Exercise requirements: Exactly reproduce the line containing "Give me a plain-text" together with every line after it, through the end of the entries, and give nothing more.

★ ★ ★ ★ ★

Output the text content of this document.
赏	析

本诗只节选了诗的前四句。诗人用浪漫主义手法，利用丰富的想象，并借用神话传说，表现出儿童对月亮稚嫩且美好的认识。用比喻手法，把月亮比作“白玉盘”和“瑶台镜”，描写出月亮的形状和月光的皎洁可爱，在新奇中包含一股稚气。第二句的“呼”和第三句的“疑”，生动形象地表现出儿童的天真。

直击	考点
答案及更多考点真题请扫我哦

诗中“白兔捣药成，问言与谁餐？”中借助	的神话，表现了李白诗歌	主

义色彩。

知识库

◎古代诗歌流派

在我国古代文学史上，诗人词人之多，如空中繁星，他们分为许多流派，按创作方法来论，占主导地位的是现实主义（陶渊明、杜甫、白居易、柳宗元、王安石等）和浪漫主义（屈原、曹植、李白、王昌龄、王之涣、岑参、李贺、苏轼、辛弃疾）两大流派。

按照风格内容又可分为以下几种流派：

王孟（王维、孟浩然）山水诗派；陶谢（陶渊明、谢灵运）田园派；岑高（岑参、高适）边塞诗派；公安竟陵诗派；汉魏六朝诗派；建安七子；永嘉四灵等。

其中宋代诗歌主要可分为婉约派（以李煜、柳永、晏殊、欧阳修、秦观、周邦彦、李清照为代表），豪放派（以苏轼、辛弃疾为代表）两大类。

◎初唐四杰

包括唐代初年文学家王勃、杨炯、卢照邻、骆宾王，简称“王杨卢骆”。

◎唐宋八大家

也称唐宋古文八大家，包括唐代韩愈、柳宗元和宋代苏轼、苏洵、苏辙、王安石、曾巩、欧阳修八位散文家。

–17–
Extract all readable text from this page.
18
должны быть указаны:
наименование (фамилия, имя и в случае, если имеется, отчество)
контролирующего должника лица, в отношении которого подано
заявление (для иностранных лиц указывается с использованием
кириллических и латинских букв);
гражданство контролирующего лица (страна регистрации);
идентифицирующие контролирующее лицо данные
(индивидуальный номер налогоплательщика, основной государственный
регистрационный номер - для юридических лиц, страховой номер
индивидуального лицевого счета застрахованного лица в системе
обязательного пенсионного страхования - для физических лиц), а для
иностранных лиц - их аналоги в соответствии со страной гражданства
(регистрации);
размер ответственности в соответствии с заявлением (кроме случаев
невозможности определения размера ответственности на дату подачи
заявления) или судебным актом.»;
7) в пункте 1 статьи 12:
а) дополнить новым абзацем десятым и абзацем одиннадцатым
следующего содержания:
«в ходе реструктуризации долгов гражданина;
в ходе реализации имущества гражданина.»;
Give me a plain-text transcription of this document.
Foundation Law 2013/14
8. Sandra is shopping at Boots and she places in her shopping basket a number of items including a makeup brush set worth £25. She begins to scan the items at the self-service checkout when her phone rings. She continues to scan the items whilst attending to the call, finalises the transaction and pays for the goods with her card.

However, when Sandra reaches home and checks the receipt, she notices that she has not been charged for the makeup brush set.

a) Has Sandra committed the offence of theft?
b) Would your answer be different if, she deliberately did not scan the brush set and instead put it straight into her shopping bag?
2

★ ★ ★ ★ ★

Result for this task:
Give me a plain-text transcription of this document.
Foundation Law 2013/14
8. Sandra is shopping at Boots and she places in her shopping basket a number of items including a makeup brush set worth £25. She begins to scan the items at the self-service checkout when her phone rings. She continues to scan the items whilst attending to the call, finalises the transaction and pays for the goods with her card.

However, when Sandra reaches home and checks the receipt, she notices that she has not been charged for the makeup brush set.

a) Has Sandra committed the offence of theft?
b) Would your answer be different if, she deliberately did not scan the brush set and instead put it straight into her shopping bag?
2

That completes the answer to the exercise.